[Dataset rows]
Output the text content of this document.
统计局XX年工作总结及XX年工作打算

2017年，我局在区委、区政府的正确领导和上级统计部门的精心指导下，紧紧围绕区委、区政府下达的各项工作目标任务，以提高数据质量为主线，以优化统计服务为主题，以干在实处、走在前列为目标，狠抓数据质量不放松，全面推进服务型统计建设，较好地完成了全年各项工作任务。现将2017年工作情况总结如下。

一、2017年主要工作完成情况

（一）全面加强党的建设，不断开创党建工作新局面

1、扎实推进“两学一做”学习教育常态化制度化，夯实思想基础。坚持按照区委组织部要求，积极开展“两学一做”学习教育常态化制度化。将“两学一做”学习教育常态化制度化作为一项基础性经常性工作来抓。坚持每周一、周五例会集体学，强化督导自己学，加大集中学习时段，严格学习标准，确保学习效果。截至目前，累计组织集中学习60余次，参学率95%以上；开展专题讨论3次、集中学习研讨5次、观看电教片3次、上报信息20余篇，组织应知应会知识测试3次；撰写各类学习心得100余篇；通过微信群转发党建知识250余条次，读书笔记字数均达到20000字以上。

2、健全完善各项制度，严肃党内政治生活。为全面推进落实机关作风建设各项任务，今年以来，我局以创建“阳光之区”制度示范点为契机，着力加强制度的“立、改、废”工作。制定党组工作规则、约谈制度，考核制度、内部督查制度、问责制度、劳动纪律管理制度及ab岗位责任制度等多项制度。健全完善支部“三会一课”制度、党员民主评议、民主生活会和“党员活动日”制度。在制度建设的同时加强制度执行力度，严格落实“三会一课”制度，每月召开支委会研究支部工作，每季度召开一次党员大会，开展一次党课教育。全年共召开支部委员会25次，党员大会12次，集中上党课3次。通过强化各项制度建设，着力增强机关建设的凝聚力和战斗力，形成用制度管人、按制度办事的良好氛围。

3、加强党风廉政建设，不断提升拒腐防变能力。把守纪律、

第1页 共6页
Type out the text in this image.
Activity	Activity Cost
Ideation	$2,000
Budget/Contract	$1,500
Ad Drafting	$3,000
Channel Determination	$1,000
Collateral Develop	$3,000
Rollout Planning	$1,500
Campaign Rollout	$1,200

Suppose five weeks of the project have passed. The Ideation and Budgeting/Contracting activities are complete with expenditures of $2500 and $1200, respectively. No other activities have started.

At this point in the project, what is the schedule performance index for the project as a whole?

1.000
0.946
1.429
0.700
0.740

Brief: Produce an exact copy of the lines from the one containing "Type out the text in this image." through the last line, and of nothing else.

Exercise response:
Type out the text in this image.
Activity	Activity Cost
Ideation	$2,000
Budget/Contract	$1,500
Ad Drafting	$3,000
Channel Determination	$1,000
Collateral Develop	$3,000
Rollout Planning	$1,500
Campaign Rollout	$1,200

Suppose five weeks of the project have passed. The Ideation and Budgeting/Contracting activities are complete with expenditures of $2500 and $1200, respectively. No other activities have started.

At this point in the project, what is the schedule performance index for the project as a whole?

1.000
0.946
1.429
0.700
0.740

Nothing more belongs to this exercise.